All records must be quoted exactly. Omit the pictures.

Saved entries
======

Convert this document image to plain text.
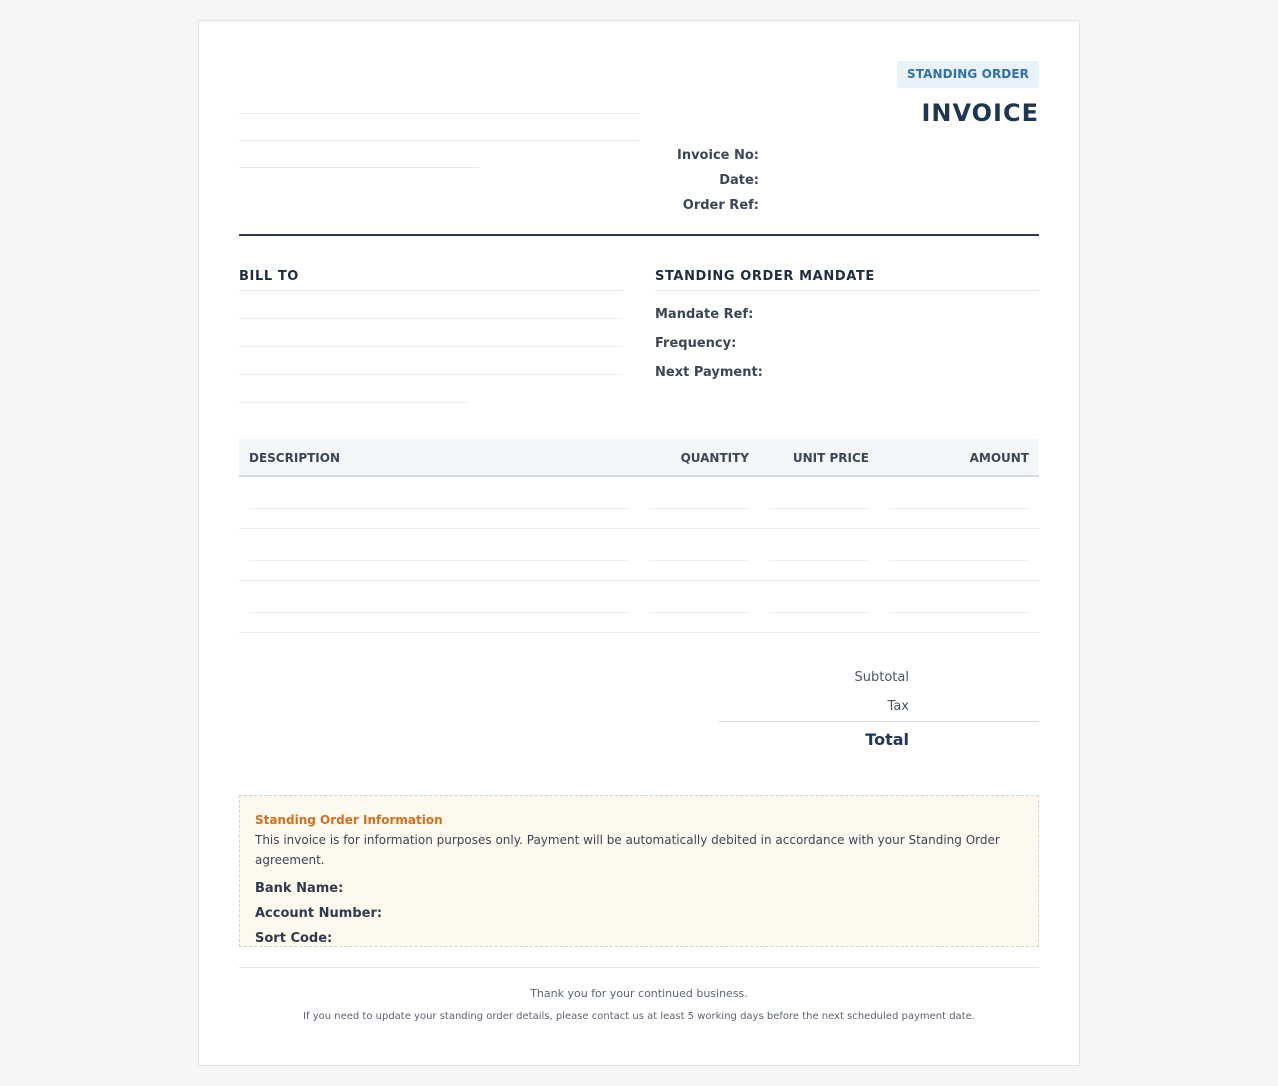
STANDING ORDER
INVOICE
Invoice No:
Date:
Order Ref:
BILL TO	STANDING ORDER MANDATE
Mandate Ref:
Frequency:
Next Payment:
DESCRIPTION	QUANTITY	UNIT PRICE	AMOUNT
Subtotal
Tax
Total
Standing Order Information
This invoice is for information purposes only. Payment will be automatically debited in accordance with your Standing Order agreement.
Bank Name:
Account Number:
Sort Code:
Thank you for your continued business.
If you need to update your standing order details, please contact us at least 5 working days before the next scheduled payment date.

======

▶ _PROBLEM SOLUTION_
Convert this document image to plain text.
STANDING ORDER
INVOICE
Invoice No:
Date:
Order Ref:
BILL TO	STANDING ORDER MANDATE
Mandate Ref:
Frequency:
Next Payment:
DESCRIPTION	QUANTITY	UNIT PRICE	AMOUNT
Subtotal
Tax
Total
Standing Order Information
This invoice is for information purposes only. Payment will be automatically debited in accordance with your Standing Order agreement.
Bank Name:
Account Number:
Sort Code:
Thank you for your continued business.
If you need to update your standing order details, please contact us at least 5 working days before the next scheduled payment date.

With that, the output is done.